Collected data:
"""

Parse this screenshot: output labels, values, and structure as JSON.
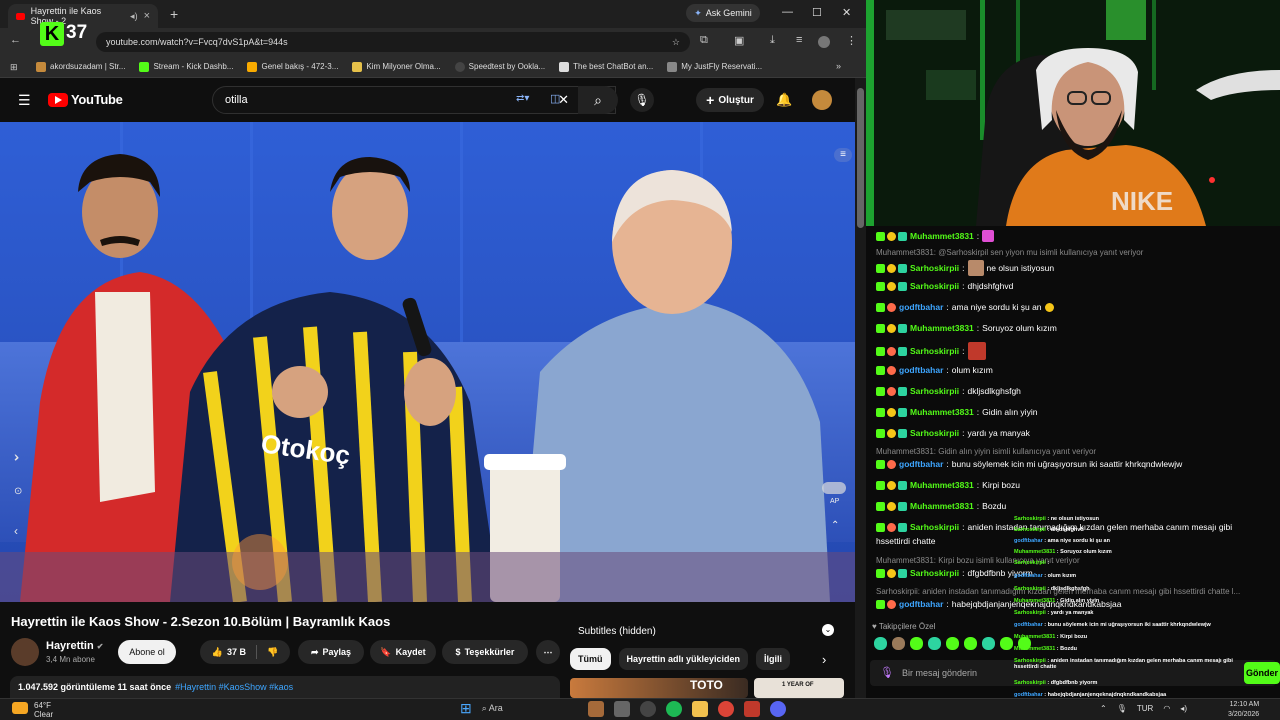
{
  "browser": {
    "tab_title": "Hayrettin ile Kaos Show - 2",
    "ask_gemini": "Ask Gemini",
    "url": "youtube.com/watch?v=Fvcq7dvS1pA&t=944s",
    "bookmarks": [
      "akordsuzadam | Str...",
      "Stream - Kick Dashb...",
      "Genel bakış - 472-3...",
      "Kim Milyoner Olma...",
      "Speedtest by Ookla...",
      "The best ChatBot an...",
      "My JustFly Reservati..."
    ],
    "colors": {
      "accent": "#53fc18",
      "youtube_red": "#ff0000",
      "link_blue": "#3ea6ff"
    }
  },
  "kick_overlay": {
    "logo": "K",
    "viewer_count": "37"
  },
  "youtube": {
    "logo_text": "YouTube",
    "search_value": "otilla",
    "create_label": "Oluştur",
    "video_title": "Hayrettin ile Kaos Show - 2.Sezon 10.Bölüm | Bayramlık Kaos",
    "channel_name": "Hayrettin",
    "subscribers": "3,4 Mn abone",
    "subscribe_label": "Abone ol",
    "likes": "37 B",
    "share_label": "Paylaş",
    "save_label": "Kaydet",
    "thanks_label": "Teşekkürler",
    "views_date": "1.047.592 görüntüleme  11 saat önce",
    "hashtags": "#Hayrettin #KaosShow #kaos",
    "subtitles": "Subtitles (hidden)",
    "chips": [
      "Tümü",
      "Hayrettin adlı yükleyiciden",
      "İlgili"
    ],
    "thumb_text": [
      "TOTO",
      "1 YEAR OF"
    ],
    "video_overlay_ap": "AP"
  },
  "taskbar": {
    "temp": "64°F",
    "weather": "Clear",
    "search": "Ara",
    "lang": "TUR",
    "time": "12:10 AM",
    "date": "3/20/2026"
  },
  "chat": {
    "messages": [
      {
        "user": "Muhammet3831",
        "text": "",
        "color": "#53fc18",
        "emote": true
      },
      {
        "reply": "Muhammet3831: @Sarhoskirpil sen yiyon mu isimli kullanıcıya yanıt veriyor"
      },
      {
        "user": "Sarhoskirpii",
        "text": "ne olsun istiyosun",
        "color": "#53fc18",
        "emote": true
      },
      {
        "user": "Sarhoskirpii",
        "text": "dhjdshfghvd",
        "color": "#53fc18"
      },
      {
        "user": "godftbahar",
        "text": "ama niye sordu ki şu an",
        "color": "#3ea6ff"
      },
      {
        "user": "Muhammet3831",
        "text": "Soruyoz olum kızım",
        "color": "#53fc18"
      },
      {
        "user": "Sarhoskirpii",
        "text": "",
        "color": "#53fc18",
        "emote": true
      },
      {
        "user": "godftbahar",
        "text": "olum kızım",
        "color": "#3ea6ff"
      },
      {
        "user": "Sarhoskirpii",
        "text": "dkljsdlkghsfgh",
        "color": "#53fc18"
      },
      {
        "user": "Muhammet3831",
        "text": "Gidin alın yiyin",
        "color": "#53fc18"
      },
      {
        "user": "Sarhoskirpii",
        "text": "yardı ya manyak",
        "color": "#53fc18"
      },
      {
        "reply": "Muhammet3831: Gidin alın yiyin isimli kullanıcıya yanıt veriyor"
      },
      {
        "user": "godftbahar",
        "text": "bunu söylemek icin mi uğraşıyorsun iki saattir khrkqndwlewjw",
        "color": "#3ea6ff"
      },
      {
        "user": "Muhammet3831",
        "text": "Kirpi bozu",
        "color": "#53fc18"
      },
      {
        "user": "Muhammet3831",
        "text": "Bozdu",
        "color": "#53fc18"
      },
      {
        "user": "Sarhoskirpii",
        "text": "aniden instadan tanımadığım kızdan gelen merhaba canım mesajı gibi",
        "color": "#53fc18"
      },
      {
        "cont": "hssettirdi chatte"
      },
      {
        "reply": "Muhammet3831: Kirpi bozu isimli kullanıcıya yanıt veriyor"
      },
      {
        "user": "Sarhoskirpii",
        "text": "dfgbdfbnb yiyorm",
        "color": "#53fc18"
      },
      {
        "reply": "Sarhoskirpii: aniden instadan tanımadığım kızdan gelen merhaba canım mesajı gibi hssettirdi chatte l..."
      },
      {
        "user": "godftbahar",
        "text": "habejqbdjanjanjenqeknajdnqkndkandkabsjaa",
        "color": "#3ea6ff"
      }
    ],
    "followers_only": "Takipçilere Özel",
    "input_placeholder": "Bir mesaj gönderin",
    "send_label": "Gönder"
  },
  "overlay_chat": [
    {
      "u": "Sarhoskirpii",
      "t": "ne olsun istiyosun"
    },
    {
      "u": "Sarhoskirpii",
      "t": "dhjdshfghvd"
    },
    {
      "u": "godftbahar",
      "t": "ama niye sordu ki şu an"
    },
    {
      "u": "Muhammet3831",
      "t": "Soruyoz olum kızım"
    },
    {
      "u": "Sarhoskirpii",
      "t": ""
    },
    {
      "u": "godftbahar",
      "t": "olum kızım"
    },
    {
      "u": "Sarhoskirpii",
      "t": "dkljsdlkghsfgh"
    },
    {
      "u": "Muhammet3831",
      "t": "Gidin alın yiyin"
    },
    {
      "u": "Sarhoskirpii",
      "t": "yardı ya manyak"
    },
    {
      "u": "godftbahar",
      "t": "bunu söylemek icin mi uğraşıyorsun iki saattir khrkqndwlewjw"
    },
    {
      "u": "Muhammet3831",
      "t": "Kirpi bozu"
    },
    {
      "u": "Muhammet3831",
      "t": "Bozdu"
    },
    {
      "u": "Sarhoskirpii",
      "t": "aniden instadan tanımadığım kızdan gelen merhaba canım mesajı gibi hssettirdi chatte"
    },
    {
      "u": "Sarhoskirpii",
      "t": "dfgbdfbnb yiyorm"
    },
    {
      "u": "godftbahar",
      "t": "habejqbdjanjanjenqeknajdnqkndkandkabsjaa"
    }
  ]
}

"""

Given task: Copy out every line of the material above that mentions the word "dfgbdfbnb".

Exercise output:
        "text": "dfgbdfbnb yiyorm",
      "t": "dfgbdfbnb yiyorm"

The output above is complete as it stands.